Items from a dataset
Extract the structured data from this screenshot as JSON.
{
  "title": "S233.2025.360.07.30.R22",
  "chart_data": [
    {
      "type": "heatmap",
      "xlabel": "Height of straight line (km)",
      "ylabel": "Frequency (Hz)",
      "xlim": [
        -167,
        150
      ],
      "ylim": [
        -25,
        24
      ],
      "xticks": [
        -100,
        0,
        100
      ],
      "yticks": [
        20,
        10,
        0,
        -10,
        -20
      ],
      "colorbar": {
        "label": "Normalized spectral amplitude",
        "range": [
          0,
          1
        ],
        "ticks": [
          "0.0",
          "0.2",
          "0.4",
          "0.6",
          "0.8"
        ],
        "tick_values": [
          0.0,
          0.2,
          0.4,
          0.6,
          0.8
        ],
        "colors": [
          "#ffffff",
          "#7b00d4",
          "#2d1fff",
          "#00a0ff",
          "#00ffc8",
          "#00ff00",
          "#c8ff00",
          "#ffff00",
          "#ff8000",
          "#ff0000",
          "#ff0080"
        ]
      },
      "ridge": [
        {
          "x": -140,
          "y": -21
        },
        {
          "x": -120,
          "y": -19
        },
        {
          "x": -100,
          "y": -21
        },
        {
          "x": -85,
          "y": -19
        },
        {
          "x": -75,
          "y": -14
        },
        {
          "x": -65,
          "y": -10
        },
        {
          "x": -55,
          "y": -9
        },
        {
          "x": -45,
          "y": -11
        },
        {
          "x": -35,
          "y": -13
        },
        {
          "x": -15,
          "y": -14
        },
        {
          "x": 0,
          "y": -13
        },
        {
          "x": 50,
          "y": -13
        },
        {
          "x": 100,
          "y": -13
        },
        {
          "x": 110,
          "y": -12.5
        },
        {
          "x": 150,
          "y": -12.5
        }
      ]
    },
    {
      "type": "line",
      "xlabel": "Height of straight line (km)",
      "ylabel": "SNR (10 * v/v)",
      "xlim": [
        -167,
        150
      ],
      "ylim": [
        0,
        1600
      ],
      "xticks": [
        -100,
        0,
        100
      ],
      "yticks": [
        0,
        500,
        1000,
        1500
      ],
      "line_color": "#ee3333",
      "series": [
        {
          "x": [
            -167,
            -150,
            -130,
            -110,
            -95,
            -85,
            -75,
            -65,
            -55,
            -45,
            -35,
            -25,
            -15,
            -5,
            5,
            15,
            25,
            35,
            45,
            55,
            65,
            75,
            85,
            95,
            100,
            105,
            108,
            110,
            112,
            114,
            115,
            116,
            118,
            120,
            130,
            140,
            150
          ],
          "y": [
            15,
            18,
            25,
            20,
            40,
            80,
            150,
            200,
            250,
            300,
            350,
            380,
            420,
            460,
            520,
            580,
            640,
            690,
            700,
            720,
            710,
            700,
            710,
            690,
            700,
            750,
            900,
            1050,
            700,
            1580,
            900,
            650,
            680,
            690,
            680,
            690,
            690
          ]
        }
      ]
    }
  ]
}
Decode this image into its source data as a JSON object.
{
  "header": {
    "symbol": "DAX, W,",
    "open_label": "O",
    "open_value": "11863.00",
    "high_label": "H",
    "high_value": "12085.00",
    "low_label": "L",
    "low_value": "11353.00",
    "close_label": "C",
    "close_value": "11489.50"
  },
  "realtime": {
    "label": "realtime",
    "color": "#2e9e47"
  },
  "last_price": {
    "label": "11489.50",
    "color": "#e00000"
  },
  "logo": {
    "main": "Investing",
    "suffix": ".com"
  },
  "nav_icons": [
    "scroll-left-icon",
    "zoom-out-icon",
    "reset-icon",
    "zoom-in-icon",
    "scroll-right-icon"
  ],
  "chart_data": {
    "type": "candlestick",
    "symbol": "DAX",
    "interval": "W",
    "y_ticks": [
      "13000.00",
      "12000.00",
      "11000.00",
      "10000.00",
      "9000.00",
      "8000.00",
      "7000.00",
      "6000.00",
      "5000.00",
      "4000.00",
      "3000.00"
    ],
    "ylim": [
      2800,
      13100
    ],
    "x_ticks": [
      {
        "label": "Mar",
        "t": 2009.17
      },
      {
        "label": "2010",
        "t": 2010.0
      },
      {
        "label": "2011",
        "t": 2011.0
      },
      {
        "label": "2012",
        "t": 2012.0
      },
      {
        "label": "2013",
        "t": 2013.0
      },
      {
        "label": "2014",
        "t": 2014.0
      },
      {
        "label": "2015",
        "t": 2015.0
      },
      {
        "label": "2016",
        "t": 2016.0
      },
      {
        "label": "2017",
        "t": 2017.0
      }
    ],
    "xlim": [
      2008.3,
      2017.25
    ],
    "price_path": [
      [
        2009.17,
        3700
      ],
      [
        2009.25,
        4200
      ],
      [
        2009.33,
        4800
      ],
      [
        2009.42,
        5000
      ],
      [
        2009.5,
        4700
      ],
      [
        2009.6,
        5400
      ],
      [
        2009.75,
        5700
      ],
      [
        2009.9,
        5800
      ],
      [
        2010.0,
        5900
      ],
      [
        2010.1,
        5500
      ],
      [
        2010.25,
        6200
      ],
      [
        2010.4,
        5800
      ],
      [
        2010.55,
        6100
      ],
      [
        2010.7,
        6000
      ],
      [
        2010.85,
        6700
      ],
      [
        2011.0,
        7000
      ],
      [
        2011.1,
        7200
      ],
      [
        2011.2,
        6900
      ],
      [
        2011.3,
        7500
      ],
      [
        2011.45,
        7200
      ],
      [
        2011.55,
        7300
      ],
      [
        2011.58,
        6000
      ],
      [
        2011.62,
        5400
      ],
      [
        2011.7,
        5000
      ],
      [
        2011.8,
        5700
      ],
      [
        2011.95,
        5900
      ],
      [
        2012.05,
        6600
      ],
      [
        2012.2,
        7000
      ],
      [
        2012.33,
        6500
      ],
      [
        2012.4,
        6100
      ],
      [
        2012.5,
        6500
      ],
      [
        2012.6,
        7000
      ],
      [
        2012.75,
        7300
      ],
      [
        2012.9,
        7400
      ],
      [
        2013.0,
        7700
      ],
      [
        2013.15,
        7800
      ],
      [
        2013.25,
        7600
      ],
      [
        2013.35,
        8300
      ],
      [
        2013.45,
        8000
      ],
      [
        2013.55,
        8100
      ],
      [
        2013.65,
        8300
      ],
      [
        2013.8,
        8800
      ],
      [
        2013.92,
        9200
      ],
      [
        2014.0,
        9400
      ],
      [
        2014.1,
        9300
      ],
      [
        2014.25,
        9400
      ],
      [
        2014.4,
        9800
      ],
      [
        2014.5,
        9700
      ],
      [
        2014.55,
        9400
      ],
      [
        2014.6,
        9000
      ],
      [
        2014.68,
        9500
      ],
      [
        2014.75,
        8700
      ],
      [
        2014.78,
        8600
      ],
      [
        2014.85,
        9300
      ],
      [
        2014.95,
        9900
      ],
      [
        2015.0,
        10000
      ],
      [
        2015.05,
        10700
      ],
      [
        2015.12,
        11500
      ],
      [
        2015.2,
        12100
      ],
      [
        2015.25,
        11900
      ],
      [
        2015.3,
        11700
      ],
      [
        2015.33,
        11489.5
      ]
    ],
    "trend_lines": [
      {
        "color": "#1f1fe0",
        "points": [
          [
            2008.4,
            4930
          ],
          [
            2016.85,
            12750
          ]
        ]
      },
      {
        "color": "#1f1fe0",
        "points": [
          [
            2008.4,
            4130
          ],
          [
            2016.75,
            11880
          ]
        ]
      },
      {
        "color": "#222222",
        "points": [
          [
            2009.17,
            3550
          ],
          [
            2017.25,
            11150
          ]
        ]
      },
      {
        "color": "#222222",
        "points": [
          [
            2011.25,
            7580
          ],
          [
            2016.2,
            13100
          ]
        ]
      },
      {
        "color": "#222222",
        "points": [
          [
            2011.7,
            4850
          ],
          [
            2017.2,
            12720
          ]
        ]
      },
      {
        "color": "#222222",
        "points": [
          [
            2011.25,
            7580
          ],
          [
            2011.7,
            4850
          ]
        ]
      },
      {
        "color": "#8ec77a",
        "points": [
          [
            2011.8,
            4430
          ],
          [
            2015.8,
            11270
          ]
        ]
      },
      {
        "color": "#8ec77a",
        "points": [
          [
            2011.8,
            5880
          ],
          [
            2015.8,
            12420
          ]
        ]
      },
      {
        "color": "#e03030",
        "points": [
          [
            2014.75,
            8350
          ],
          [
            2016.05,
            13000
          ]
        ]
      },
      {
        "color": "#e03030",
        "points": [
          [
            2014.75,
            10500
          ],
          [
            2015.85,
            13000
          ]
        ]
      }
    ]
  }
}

- **Exercise objective**: Sift through the entries and copy every line with "ylabel".

- **Reply to the exercise**:
      "ylabel": "Frequency (Hz)",
      "ylabel": "SNR (10 * v/v)",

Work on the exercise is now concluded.